_STATED GOAL_
All of the data below must be repeated exactly.
===== INFORMATION GIVEN =====
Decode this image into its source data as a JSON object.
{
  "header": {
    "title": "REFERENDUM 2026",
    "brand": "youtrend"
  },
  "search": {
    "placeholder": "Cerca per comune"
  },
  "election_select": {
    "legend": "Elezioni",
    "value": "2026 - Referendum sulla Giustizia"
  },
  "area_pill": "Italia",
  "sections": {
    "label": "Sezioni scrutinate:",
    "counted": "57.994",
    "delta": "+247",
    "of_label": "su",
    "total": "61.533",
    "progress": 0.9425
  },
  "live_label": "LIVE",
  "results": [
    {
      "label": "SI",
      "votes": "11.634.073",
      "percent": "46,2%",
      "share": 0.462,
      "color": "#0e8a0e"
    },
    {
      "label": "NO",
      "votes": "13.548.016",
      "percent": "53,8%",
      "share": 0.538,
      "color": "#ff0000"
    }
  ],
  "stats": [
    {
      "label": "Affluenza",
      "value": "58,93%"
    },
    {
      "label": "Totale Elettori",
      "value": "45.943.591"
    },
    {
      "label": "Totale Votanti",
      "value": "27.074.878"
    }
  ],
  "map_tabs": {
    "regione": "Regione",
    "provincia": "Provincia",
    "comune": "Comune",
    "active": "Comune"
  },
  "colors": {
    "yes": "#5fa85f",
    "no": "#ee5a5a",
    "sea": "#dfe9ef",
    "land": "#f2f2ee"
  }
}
=====
_RIGHT ANSWER_
Decode this image into its source data as a JSON object.
{
  "header": {
    "title": "REFERENDUM 2026",
    "brand": "youtrend"
  },
  "search": {
    "placeholder": "Cerca per comune"
  },
  "election_select": {
    "legend": "Elezioni",
    "value": "2026 - Referendum sulla Giustizia"
  },
  "area_pill": "Italia",
  "sections": {
    "label": "Sezioni scrutinate:",
    "counted": "57.994",
    "delta": "+247",
    "of_label": "su",
    "total": "61.533",
    "progress": 0.9425
  },
  "live_label": "LIVE",
  "results": [
    {
      "label": "SI",
      "votes": "11.634.073",
      "percent": "46,2%",
      "share": 0.462,
      "color": "#0e8a0e"
    },
    {
      "label": "NO",
      "votes": "13.548.016",
      "percent": "53,8%",
      "share": 0.538,
      "color": "#ff0000"
    }
  ],
  "stats": [
    {
      "label": "Affluenza",
      "value": "58,93%"
    },
    {
      "label": "Totale Elettori",
      "value": "45.943.591"
    },
    {
      "label": "Totale Votanti",
      "value": "27.074.878"
    }
  ],
  "map_tabs": {
    "regione": "Regione",
    "provincia": "Provincia",
    "comune": "Comune",
    "active": "Comune"
  },
  "colors": {
    "yes": "#5fa85f",
    "no": "#ee5a5a",
    "sea": "#dfe9ef",
    "land": "#f2f2ee"
  }
}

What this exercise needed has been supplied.